## Extracted data entries
────

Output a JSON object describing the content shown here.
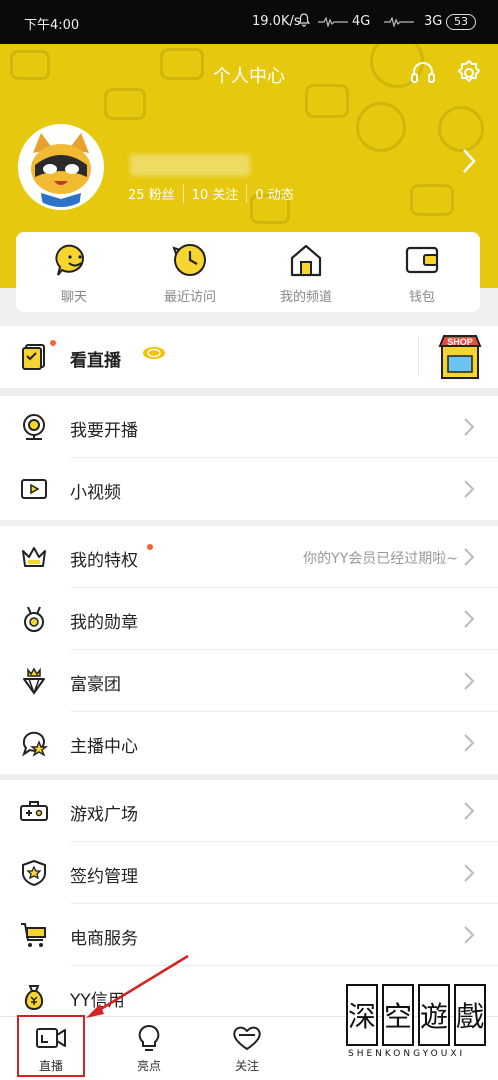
{
  "status_bar": {
    "time": "下午4:00",
    "speed": "19.0K/s",
    "net1": "4G",
    "net2": "3G",
    "battery": "53"
  },
  "header": {
    "title": "个人中心",
    "stats": {
      "fans": "25 粉丝",
      "follows": "10 关注",
      "posts": "0 动态"
    }
  },
  "quick_actions": [
    {
      "label": "聊天",
      "icon": "chat-icon"
    },
    {
      "label": "最近访问",
      "icon": "clock-icon"
    },
    {
      "label": "我的频道",
      "icon": "home-icon"
    },
    {
      "label": "钱包",
      "icon": "wallet-icon"
    }
  ],
  "live_watch": {
    "label": "看直播",
    "shop_label": "SHOP"
  },
  "section1": [
    {
      "label": "我要开播",
      "icon": "webcam-icon"
    },
    {
      "label": "小视频",
      "icon": "video-play-icon"
    }
  ],
  "section2": [
    {
      "label": "我的特权",
      "icon": "crown-icon",
      "sub": "你的YY会员已经过期啦~"
    },
    {
      "label": "我的勋章",
      "icon": "medal-icon"
    },
    {
      "label": "富豪团",
      "icon": "diamond-crown-icon"
    },
    {
      "label": "主播中心",
      "icon": "star-chat-icon"
    }
  ],
  "section3": [
    {
      "label": "游戏广场",
      "icon": "gamepad-icon"
    },
    {
      "label": "签约管理",
      "icon": "badge-star-icon"
    },
    {
      "label": "电商服务",
      "icon": "cart-icon"
    },
    {
      "label": "YY信用",
      "icon": "money-bag-icon"
    }
  ],
  "bottom_nav": [
    {
      "label": "直播",
      "icon": "live-camera-icon"
    },
    {
      "label": "亮点",
      "icon": "bulb-icon"
    },
    {
      "label": "关注",
      "icon": "heart-icon"
    }
  ],
  "watermark": {
    "chars": [
      "深",
      "空",
      "遊",
      "戲"
    ],
    "caption": "SHENKONGYOUXI"
  },
  "colors": {
    "accent": "#e6c90f",
    "highlight": "#d62222",
    "dot": "#f2662f"
  }
}
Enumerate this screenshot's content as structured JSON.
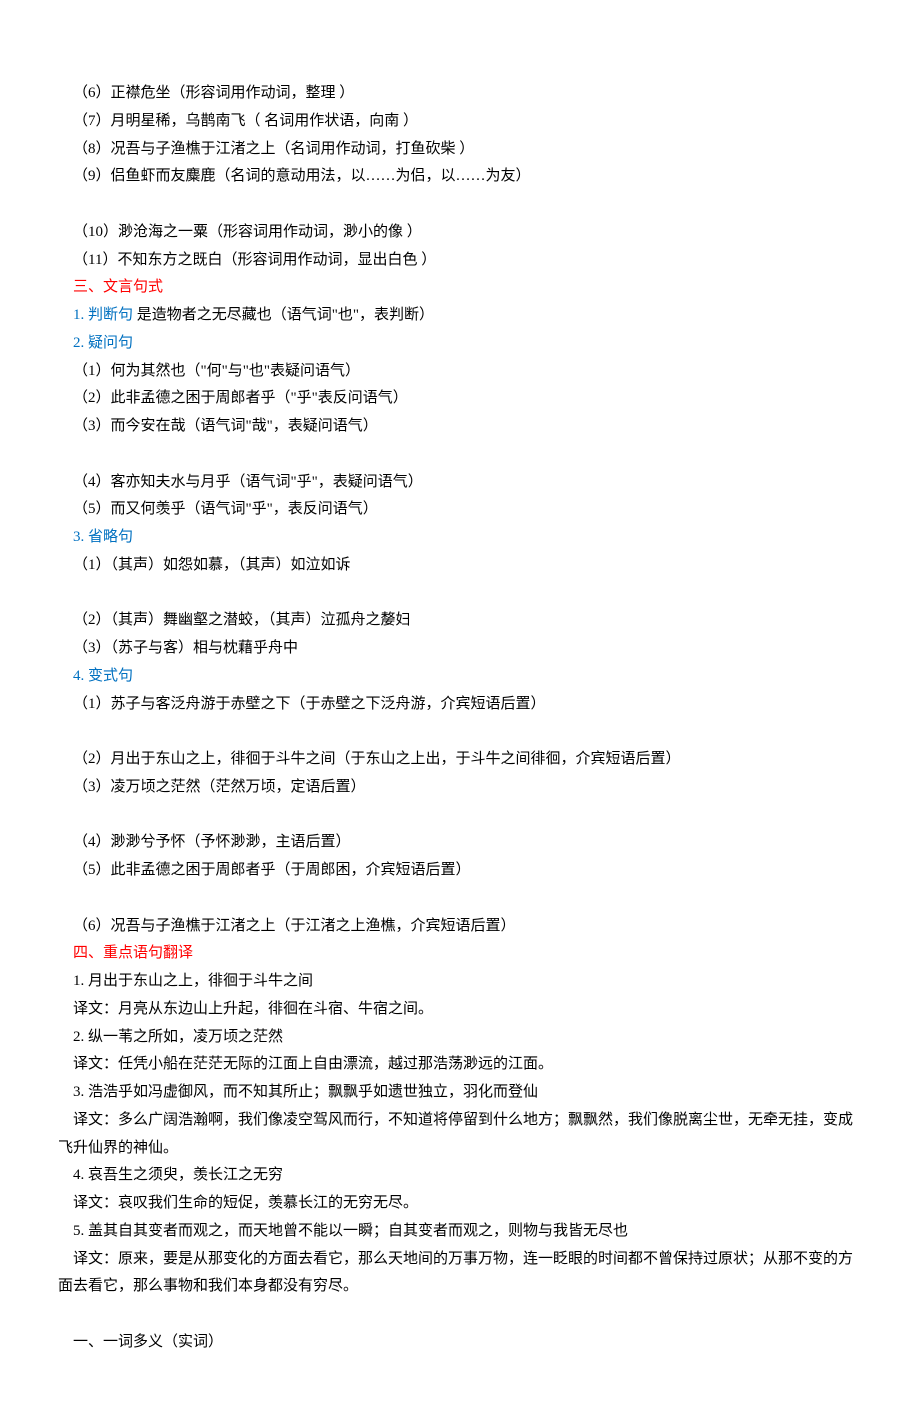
{
  "lines": [
    {
      "cls": "indent",
      "text": "（6）正襟危坐（形容词用作动词，整理 ）"
    },
    {
      "cls": "indent",
      "text": "（7）月明星稀，乌鹊南飞（ 名词用作状语，向南   ）"
    },
    {
      "cls": "indent",
      "text": "（8）况吾与子渔樵于江渚之上（名词用作动词，打鱼砍柴  ）"
    },
    {
      "cls": "indent",
      "text": "（9）侣鱼虾而友麋鹿（名词的意动用法，以……为侣，以……为友）"
    },
    {
      "cls": "indent",
      "text": "　"
    },
    {
      "cls": "indent",
      "text": "（10）渺沧海之一粟（形容词用作动词，渺小的像  ）"
    },
    {
      "cls": "indent",
      "text": "（11）不知东方之既白（形容词用作动词，显出白色  ）"
    },
    {
      "cls": "indent red",
      "text": "三、文言句式"
    },
    {
      "cls": "indent",
      "parts": [
        {
          "color": "blue",
          "text": "1. 判断句"
        },
        {
          "color": "",
          "text": "        是造物者之无尽藏也（语气词\"也\"，表判断）"
        }
      ]
    },
    {
      "cls": "indent blue",
      "text": "2. 疑问句"
    },
    {
      "cls": "indent",
      "text": "（1）何为其然也（\"何\"与\"也\"表疑问语气）"
    },
    {
      "cls": "indent",
      "text": "（2）此非孟德之困于周郎者乎（\"乎\"表反问语气）"
    },
    {
      "cls": "indent",
      "text": "（3）而今安在哉（语气词\"哉\"，表疑问语气）"
    },
    {
      "cls": "indent",
      "text": "　"
    },
    {
      "cls": "indent",
      "text": "（4）客亦知夫水与月乎（语气词\"乎\"，表疑问语气）"
    },
    {
      "cls": "indent",
      "text": "（5）而又何羡乎（语气词\"乎\"，表反问语气）"
    },
    {
      "cls": "indent blue",
      "text": "3. 省略句"
    },
    {
      "cls": "indent",
      "text": "（1）（其声）如怨如慕，（其声）如泣如诉"
    },
    {
      "cls": "indent",
      "text": "　"
    },
    {
      "cls": "indent",
      "text": "（2）（其声）舞幽壑之潜蛟，（其声）泣孤舟之嫠妇"
    },
    {
      "cls": "indent",
      "text": "（3）（苏子与客）相与枕藉乎舟中"
    },
    {
      "cls": "indent blue",
      "text": "4. 变式句"
    },
    {
      "cls": "indent",
      "text": "（1）苏子与客泛舟游于赤壁之下（于赤壁之下泛舟游，介宾短语后置）"
    },
    {
      "cls": "indent",
      "text": "　"
    },
    {
      "cls": "indent",
      "text": "（2）月出于东山之上，徘徊于斗牛之间（于东山之上出，于斗牛之间徘徊，介宾短语后置）"
    },
    {
      "cls": "indent",
      "text": "（3）凌万顷之茫然（茫然万顷，定语后置）"
    },
    {
      "cls": "indent",
      "text": "　"
    },
    {
      "cls": "indent",
      "text": "（4）渺渺兮予怀（予怀渺渺，主语后置）"
    },
    {
      "cls": "indent",
      "text": "（5）此非孟德之困于周郎者乎（于周郎困，介宾短语后置）"
    },
    {
      "cls": "indent",
      "text": "　"
    },
    {
      "cls": "indent",
      "text": "（6）况吾与子渔樵于江渚之上（于江渚之上渔樵，介宾短语后置）"
    },
    {
      "cls": "indent red",
      "text": "四、重点语句翻译"
    },
    {
      "cls": "indent",
      "text": "1. 月出于东山之上，徘徊于斗牛之间"
    },
    {
      "cls": "indent",
      "text": "译文：月亮从东边山上升起，徘徊在斗宿、牛宿之间。"
    },
    {
      "cls": "indent",
      "text": "2. 纵一苇之所如，凌万顷之茫然"
    },
    {
      "cls": "indent",
      "text": "译文：任凭小船在茫茫无际的江面上自由漂流，越过那浩荡渺远的江面。"
    },
    {
      "cls": "indent",
      "text": "3. 浩浩乎如冯虚御风，而不知其所止；飘飘乎如遗世独立，羽化而登仙"
    },
    {
      "cls": "indent",
      "text": "译文：多么广阔浩瀚啊，我们像凌空驾风而行，不知道将停留到什么地方；飘飘然，我们像脱离尘世，无牵无挂，变成飞升仙界的神仙。"
    },
    {
      "cls": "indent",
      "text": "4. 哀吾生之须臾，羡长江之无穷"
    },
    {
      "cls": "indent",
      "text": "译文：哀叹我们生命的短促，羡慕长江的无穷无尽。"
    },
    {
      "cls": "indent",
      "text": "5. 盖其自其变者而观之，而天地曾不能以一瞬；自其变者而观之，则物与我皆无尽也"
    },
    {
      "cls": "indent",
      "text": "译文：原来，要是从那变化的方面去看它，那么天地间的万事万物，连一眨眼的时间都不曾保持过原状；从那不变的方面去看它，那么事物和我们本身都没有穷尽。"
    },
    {
      "cls": "indent",
      "text": "　"
    },
    {
      "cls": "indent",
      "text": "一、一词多义（实词）"
    }
  ]
}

────

## Task to carry out
Above are records to transcribe exactly; leave their pictures out.

## Expected output
Output a JSON object describing the content shown here.
{
  "status_bar": {
    "time": "下午4:00",
    "speed": "19.0K/s",
    "net1": "4G",
    "net2": "3G",
    "battery": "53"
  },
  "header": {
    "title": "个人中心",
    "stats": {
      "fans": "25 粉丝",
      "follows": "10 关注",
      "posts": "0 动态"
    }
  },
  "quick_actions": [
    {
      "label": "聊天",
      "icon": "chat-icon"
    },
    {
      "label": "最近访问",
      "icon": "clock-icon"
    },
    {
      "label": "我的频道",
      "icon": "home-icon"
    },
    {
      "label": "钱包",
      "icon": "wallet-icon"
    }
  ],
  "live_watch": {
    "label": "看直播",
    "shop_label": "SHOP"
  },
  "section1": [
    {
      "label": "我要开播",
      "icon": "webcam-icon"
    },
    {
      "label": "小视频",
      "icon": "video-play-icon"
    }
  ],
  "section2": [
    {
      "label": "我的特权",
      "icon": "crown-icon",
      "sub": "你的YY会员已经过期啦~"
    },
    {
      "label": "我的勋章",
      "icon": "medal-icon"
    },
    {
      "label": "富豪团",
      "icon": "diamond-crown-icon"
    },
    {
      "label": "主播中心",
      "icon": "star-chat-icon"
    }
  ],
  "section3": [
    {
      "label": "游戏广场",
      "icon": "gamepad-icon"
    },
    {
      "label": "签约管理",
      "icon": "badge-star-icon"
    },
    {
      "label": "电商服务",
      "icon": "cart-icon"
    },
    {
      "label": "YY信用",
      "icon": "money-bag-icon"
    }
  ],
  "bottom_nav": [
    {
      "label": "直播",
      "icon": "live-camera-icon"
    },
    {
      "label": "亮点",
      "icon": "bulb-icon"
    },
    {
      "label": "关注",
      "icon": "heart-icon"
    }
  ],
  "watermark": {
    "chars": [
      "深",
      "空",
      "遊",
      "戲"
    ],
    "caption": "SHENKONGYOUXI"
  },
  "colors": {
    "accent": "#e6c90f",
    "highlight": "#d62222",
    "dot": "#f2662f"
  }
}
Enumerate this screenshot's content as structured JSON.
{
  "lines": [
    {
      "cls": "indent",
      "text": "（6）正襟危坐（形容词用作动词，整理 ）"
    },
    {
      "cls": "indent",
      "text": "（7）月明星稀，乌鹊南飞（ 名词用作状语，向南   ）"
    },
    {
      "cls": "indent",
      "text": "（8）况吾与子渔樵于江渚之上（名词用作动词，打鱼砍柴  ）"
    },
    {
      "cls": "indent",
      "text": "（9）侣鱼虾而友麋鹿（名词的意动用法，以……为侣，以……为友）"
    },
    {
      "cls": "indent",
      "text": "　"
    },
    {
      "cls": "indent",
      "text": "（10）渺沧海之一粟（形容词用作动词，渺小的像  ）"
    },
    {
      "cls": "indent",
      "text": "（11）不知东方之既白（形容词用作动词，显出白色  ）"
    },
    {
      "cls": "indent red",
      "text": "三、文言句式"
    },
    {
      "cls": "indent",
      "parts": [
        {
          "color": "blue",
          "text": "1. 判断句"
        },
        {
          "color": "",
          "text": "        是造物者之无尽藏也（语气词\"也\"，表判断）"
        }
      ]
    },
    {
      "cls": "indent blue",
      "text": "2. 疑问句"
    },
    {
      "cls": "indent",
      "text": "（1）何为其然也（\"何\"与\"也\"表疑问语气）"
    },
    {
      "cls": "indent",
      "text": "（2）此非孟德之困于周郎者乎（\"乎\"表反问语气）"
    },
    {
      "cls": "indent",
      "text": "（3）而今安在哉（语气词\"哉\"，表疑问语气）"
    },
    {
      "cls": "indent",
      "text": "　"
    },
    {
      "cls": "indent",
      "text": "（4）客亦知夫水与月乎（语气词\"乎\"，表疑问语气）"
    },
    {
      "cls": "indent",
      "text": "（5）而又何羡乎（语气词\"乎\"，表反问语气）"
    },
    {
      "cls": "indent blue",
      "text": "3. 省略句"
    },
    {
      "cls": "indent",
      "text": "（1）（其声）如怨如慕，（其声）如泣如诉"
    },
    {
      "cls": "indent",
      "text": "　"
    },
    {
      "cls": "indent",
      "text": "（2）（其声）舞幽壑之潜蛟，（其声）泣孤舟之嫠妇"
    },
    {
      "cls": "indent",
      "text": "（3）（苏子与客）相与枕藉乎舟中"
    },
    {
      "cls": "indent blue",
      "text": "4. 变式句"
    },
    {
      "cls": "indent",
      "text": "（1）苏子与客泛舟游于赤壁之下（于赤壁之下泛舟游，介宾短语后置）"
    },
    {
      "cls": "indent",
      "text": "　"
    },
    {
      "cls": "indent",
      "text": "（2）月出于东山之上，徘徊于斗牛之间（于东山之上出，于斗牛之间徘徊，介宾短语后置）"
    },
    {
      "cls": "indent",
      "text": "（3）凌万顷之茫然（茫然万顷，定语后置）"
    },
    {
      "cls": "indent",
      "text": "　"
    },
    {
      "cls": "indent",
      "text": "（4）渺渺兮予怀（予怀渺渺，主语后置）"
    },
    {
      "cls": "indent",
      "text": "（5）此非孟德之困于周郎者乎（于周郎困，介宾短语后置）"
    },
    {
      "cls": "indent",
      "text": "　"
    },
    {
      "cls": "indent",
      "text": "（6）况吾与子渔樵于江渚之上（于江渚之上渔樵，介宾短语后置）"
    },
    {
      "cls": "indent red",
      "text": "四、重点语句翻译"
    },
    {
      "cls": "indent",
      "text": "1. 月出于东山之上，徘徊于斗牛之间"
    },
    {
      "cls": "indent",
      "text": "译文：月亮从东边山上升起，徘徊在斗宿、牛宿之间。"
    },
    {
      "cls": "indent",
      "text": "2. 纵一苇之所如，凌万顷之茫然"
    },
    {
      "cls": "indent",
      "text": "译文：任凭小船在茫茫无际的江面上自由漂流，越过那浩荡渺远的江面。"
    },
    {
      "cls": "indent",
      "text": "3. 浩浩乎如冯虚御风，而不知其所止；飘飘乎如遗世独立，羽化而登仙"
    },
    {
      "cls": "indent",
      "text": "译文：多么广阔浩瀚啊，我们像凌空驾风而行，不知道将停留到什么地方；飘飘然，我们像脱离尘世，无牵无挂，变成飞升仙界的神仙。"
    },
    {
      "cls": "indent",
      "text": "4. 哀吾生之须臾，羡长江之无穷"
    },
    {
      "cls": "indent",
      "text": "译文：哀叹我们生命的短促，羡慕长江的无穷无尽。"
    },
    {
      "cls": "indent",
      "text": "5. 盖其自其变者而观之，而天地曾不能以一瞬；自其变者而观之，则物与我皆无尽也"
    },
    {
      "cls": "indent",
      "text": "译文：原来，要是从那变化的方面去看它，那么天地间的万事万物，连一眨眼的时间都不曾保持过原状；从那不变的方面去看它，那么事物和我们本身都没有穷尽。"
    },
    {
      "cls": "indent",
      "text": "　"
    },
    {
      "cls": "indent",
      "text": "一、一词多义（实词）"
    }
  ]
}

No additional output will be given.